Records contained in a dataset
— Start —
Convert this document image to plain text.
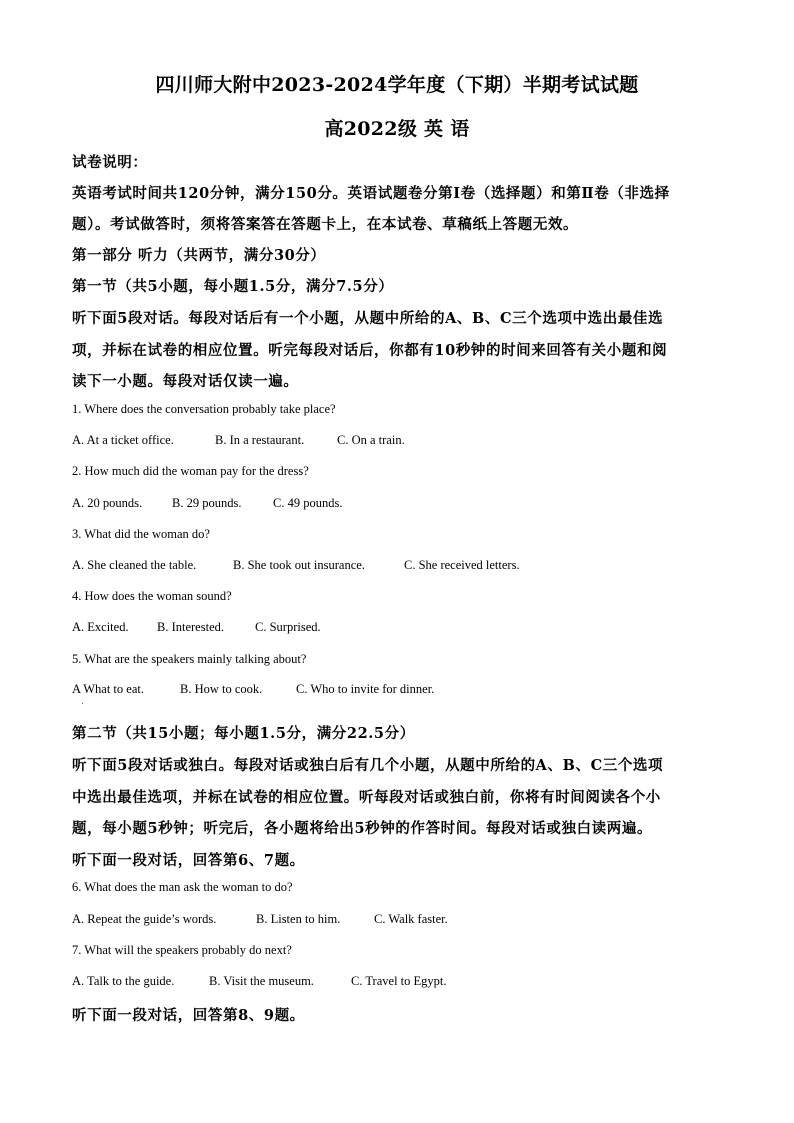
四川师大附中2023-2024学年度（下期）半期考试试题
高2022级 英 语
试卷说明：
英语考试时间共120分钟，满分150分。英语试题卷分第Ⅰ卷（选择题）和第Ⅱ卷（非选择
题）。考试做答时，须将答案答在答题卡上，在本试卷、草稿纸上答题无效。
第一部分 听力（共两节，满分30分）
第一节（共5小题，每小题1.5分，满分7.5分）
听下面5段对话。每段对话后有一个小题，从题中所给的A、B、C三个选项中选出最佳选
项，并标在试卷的相应位置。听完每段对话后，你都有10秒钟的时间来回答有关小题和阅
读下一小题。每段对话仅读一遍。
1. Where does the conversation probably take place?
A. At a ticket office.	B. In a restaurant.	C. On a train.
2. How much did the woman pay for the dress?
A. 20 pounds. B. 29 pounds.	C. 49 pounds.
3. What did the woman do?
A. She cleaned the table.	B. She took out insurance.	C. She received letters.
4. How does the woman sound?
A. Excited. B. Interested. C. Surprised.
5. What are the speakers mainly talking about?
A What to eat.	B. How to cook.	C. Who to invite for dinner.
第二节（共15小题；每小题1.5分，满分22.5分）
听下面5段对话或独白。每段对话或独白后有几个小题，从题中所给的A、B、C三个选项
中选出最佳选项，并标在试卷的相应位置。听每段对话或独白前，你将有时间阅读各个小
题，每小题5秒钟；听完后，各小题将给出5秒钟的作答时间。每段对话或独白读两遍。
听下面一段对话，回答第6、7题。
6. What does the man ask the woman to do?
A. Repeat the guide’s words.	B. Listen to him.	C. Walk faster.
7. What will the speakers probably do next?
A. Talk to the guide.	B. Visit the museum.	C. Travel to Egypt.
听下面一段对话，回答第8、9题。
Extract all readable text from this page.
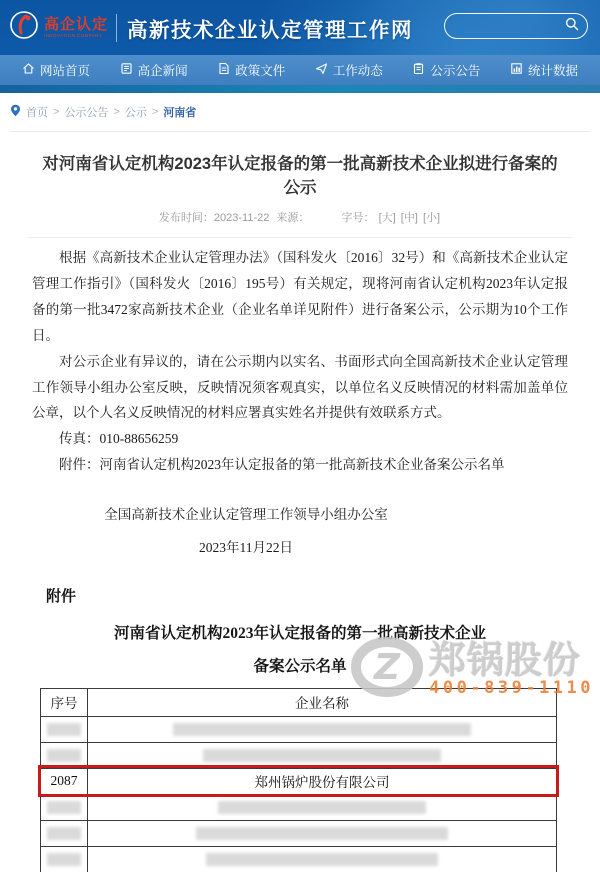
高企认定
INNOVATION COMPANY 高新技术企业认定管理工作网
网站首页	高企新闻	政策文件	工作动态	公示公告	统计数据
首页 > 公示公告 > 公示 > 河南省
对河南省认定机构2023年认定报备的第一批高新技术企业拟进行备案的公示
发布时间：2023-11-22 来源：	字号： [大] [中] [小]

根据《高新技术企业认定管理办法》（国科发火〔2016〕32号）和《高新技术企业认定管理工作指引》（国科发火〔2016〕195号）有关规定，现将河南省认定机构2023年认定报备的第一批3472家高新技术企业（企业名单详见附件）进行备案公示，公示期为10个工作日。

对公示企业有异议的，请在公示期内以实名、书面形式向全国高新技术企业认定管理工作领导小组办公室反映，反映情况须客观真实，以单位名义反映情况的材料需加盖单位公章，以个人名义反映情况的材料应署真实姓名并提供有效联系方式。

传真：010-88656259

附件：河南省认定机构2023年认定报备的第一批高新技术企业备案公示名单

全国高新技术企业认定管理工作领导小组办公室
2023年11月22日
附件
河南省认定机构2023年认定报备的第一批高新技术企业
备案公示名单
序号	企业名称
2087	郑州锅炉股份有限公司
Z 郑锅股份
400-839-1110
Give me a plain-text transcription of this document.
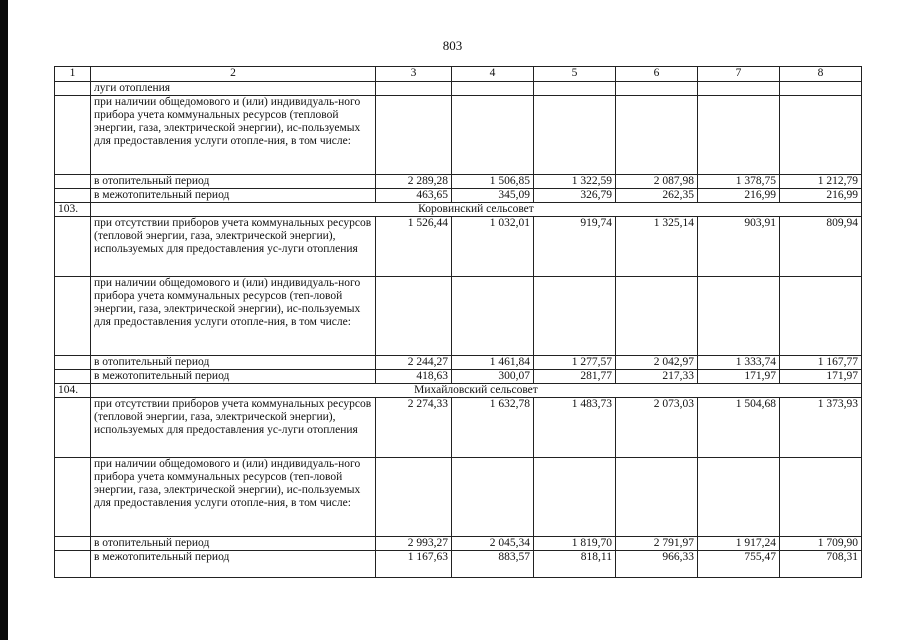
803
1	2	3	4	5	6	7	8
	луги отопления						
	при наличии общедомового и (или) индивидуаль-ного прибора учета коммунальных ресурсов (тепловой энергии, газа, электрической энергии), ис-пользуемых для предоставления услуги отопле-ния, в том числе:						
	в отопительный период	2 289,28	1 506,85	1 322,59	2 087,98	1 378,75	1 212,79
	в межотопительный период	463,65	345,09	326,79	262,35	216,99	216,99
103.	Коровинский сельсовет						
	при отсутствии приборов учета коммунальных ресурсов (тепловой энергии, газа, электрической энергии), используемых для предоставления ус-луги отопления	1 526,44	1 032,01	919,74	1 325,14	903,91	809,94
	при наличии общедомового и (или) индивидуаль-ного прибора учета коммунальных ресурсов (теп-ловой энергии, газа, электрической энергии), ис-пользуемых для предоставления услуги отопле-ния, в том числе:						
	в отопительный период	2 244,27	1 461,84	1 277,57	2 042,97	1 333,74	1 167,77
	в межотопительный период	418,63	300,07	281,77	217,33	171,97	171,97
104.	Михайловский сельсовет						
	при отсутствии приборов учета коммунальных ресурсов (тепловой энергии, газа, электрической энергии), используемых для предоставления ус-луги отопления	2 274,33	1 632,78	1 483,73	2 073,03	1 504,68	1 373,93
	при наличии общедомового и (или) индивидуаль-ного прибора учета коммунальных ресурсов (теп-ловой энергии, газа, электрической энергии), ис-пользуемых для предоставления услуги отопле-ния, в том числе:						
	в отопительный период	2 993,27	2 045,34	1 819,70	2 791,97	1 917,24	1 709,90
	в межотопительный период	1 167,63	883,57	818,11	966,33	755,47	708,31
— End —
» WORK TO BE COMPLETED
Copy the entries above faithfully and omit every image.

» RESPONSE TO THE TASK
Convert this document image to plain text.
四川师大附中2023-2024学年度（下期）半期考试试题
高2022级 英 语
试卷说明：
英语考试时间共120分钟，满分150分。英语试题卷分第Ⅰ卷（选择题）和第Ⅱ卷（非选择
题）。考试做答时，须将答案答在答题卡上，在本试卷、草稿纸上答题无效。
第一部分 听力（共两节，满分30分）
第一节（共5小题，每小题1.5分，满分7.5分）
听下面5段对话。每段对话后有一个小题，从题中所给的A、B、C三个选项中选出最佳选
项，并标在试卷的相应位置。听完每段对话后，你都有10秒钟的时间来回答有关小题和阅
读下一小题。每段对话仅读一遍。
1. Where does the conversation probably take place?
A. At a ticket office.	B. In a restaurant.	C. On a train.
2. How much did the woman pay for the dress?
A. 20 pounds. B. 29 pounds.	C. 49 pounds.
3. What did the woman do?
A. She cleaned the table.	B. She took out insurance.	C. She received letters.
4. How does the woman sound?
A. Excited. B. Interested. C. Surprised.
5. What are the speakers mainly talking about?
A What to eat.	B. How to cook.	C. Who to invite for dinner.
第二节（共15小题；每小题1.5分，满分22.5分）
听下面5段对话或独白。每段对话或独白后有几个小题，从题中所给的A、B、C三个选项
中选出最佳选项，并标在试卷的相应位置。听每段对话或独白前，你将有时间阅读各个小
题，每小题5秒钟；听完后，各小题将给出5秒钟的作答时间。每段对话或独白读两遍。
听下面一段对话，回答第6、7题。
6. What does the man ask the woman to do?
A. Repeat the guide’s words.	B. Listen to him.	C. Walk faster.
7. What will the speakers probably do next?
A. Talk to the guide.	B. Visit the museum.	C. Travel to Egypt.
听下面一段对话，回答第8、9题。
Extract all readable text from this page.
高企认定
INNOVATION COMPANY 高新技术企业认定管理工作网
网站首页	高企新闻	政策文件	工作动态	公示公告	统计数据
首页 > 公示公告 > 公示 > 河南省
对河南省认定机构2023年认定报备的第一批高新技术企业拟进行备案的公示
发布时间：2023-11-22 来源：	字号： [大] [中] [小]

根据《高新技术企业认定管理办法》（国科发火〔2016〕32号）和《高新技术企业认定管理工作指引》（国科发火〔2016〕195号）有关规定，现将河南省认定机构2023年认定报备的第一批3472家高新技术企业（企业名单详见附件）进行备案公示，公示期为10个工作日。

对公示企业有异议的，请在公示期内以实名、书面形式向全国高新技术企业认定管理工作领导小组办公室反映，反映情况须客观真实，以单位名义反映情况的材料需加盖单位公章，以个人名义反映情况的材料应署真实姓名并提供有效联系方式。

传真：010-88656259

附件：河南省认定机构2023年认定报备的第一批高新技术企业备案公示名单

全国高新技术企业认定管理工作领导小组办公室
2023年11月22日
附件
河南省认定机构2023年认定报备的第一批高新技术企业
备案公示名单
序号	企业名称
2087	郑州锅炉股份有限公司
Z 郑锅股份
400-839-1110
Give me a plain-text transcription of this document.
803
1	2	3	4	5	6	7	8
	луги отопления						
	при наличии общедомового и (или) индивидуаль-ного прибора учета коммунальных ресурсов (тепловой энергии, газа, электрической энергии), ис-пользуемых для предоставления услуги отопле-ния, в том числе:						
	в отопительный период	2 289,28	1 506,85	1 322,59	2 087,98	1 378,75	1 212,79
	в межотопительный период	463,65	345,09	326,79	262,35	216,99	216,99
103.	Коровинский сельсовет						
	при отсутствии приборов учета коммунальных ресурсов (тепловой энергии, газа, электрической энергии), используемых для предоставления ус-луги отопления	1 526,44	1 032,01	919,74	1 325,14	903,91	809,94
	при наличии общедомового и (или) индивидуаль-ного прибора учета коммунальных ресурсов (теп-ловой энергии, газа, электрической энергии), ис-пользуемых для предоставления услуги отопле-ния, в том числе:						
	в отопительный период	2 244,27	1 461,84	1 277,57	2 042,97	1 333,74	1 167,77
	в межотопительный период	418,63	300,07	281,77	217,33	171,97	171,97
104.	Михайловский сельсовет						
	при отсутствии приборов учета коммунальных ресурсов (тепловой энергии, газа, электрической энергии), используемых для предоставления ус-луги отопления	2 274,33	1 632,78	1 483,73	2 073,03	1 504,68	1 373,93
	при наличии общедомового и (или) индивидуаль-ного прибора учета коммунальных ресурсов (теп-ловой энергии, газа, электрической энергии), ис-пользуемых для предоставления услуги отопле-ния, в том числе:						
	в отопительный период	2 993,27	2 045,34	1 819,70	2 791,97	1 917,24	1 709,90
	в межотопительный период	1 167,63	883,57	818,11	966,33	755,47	708,31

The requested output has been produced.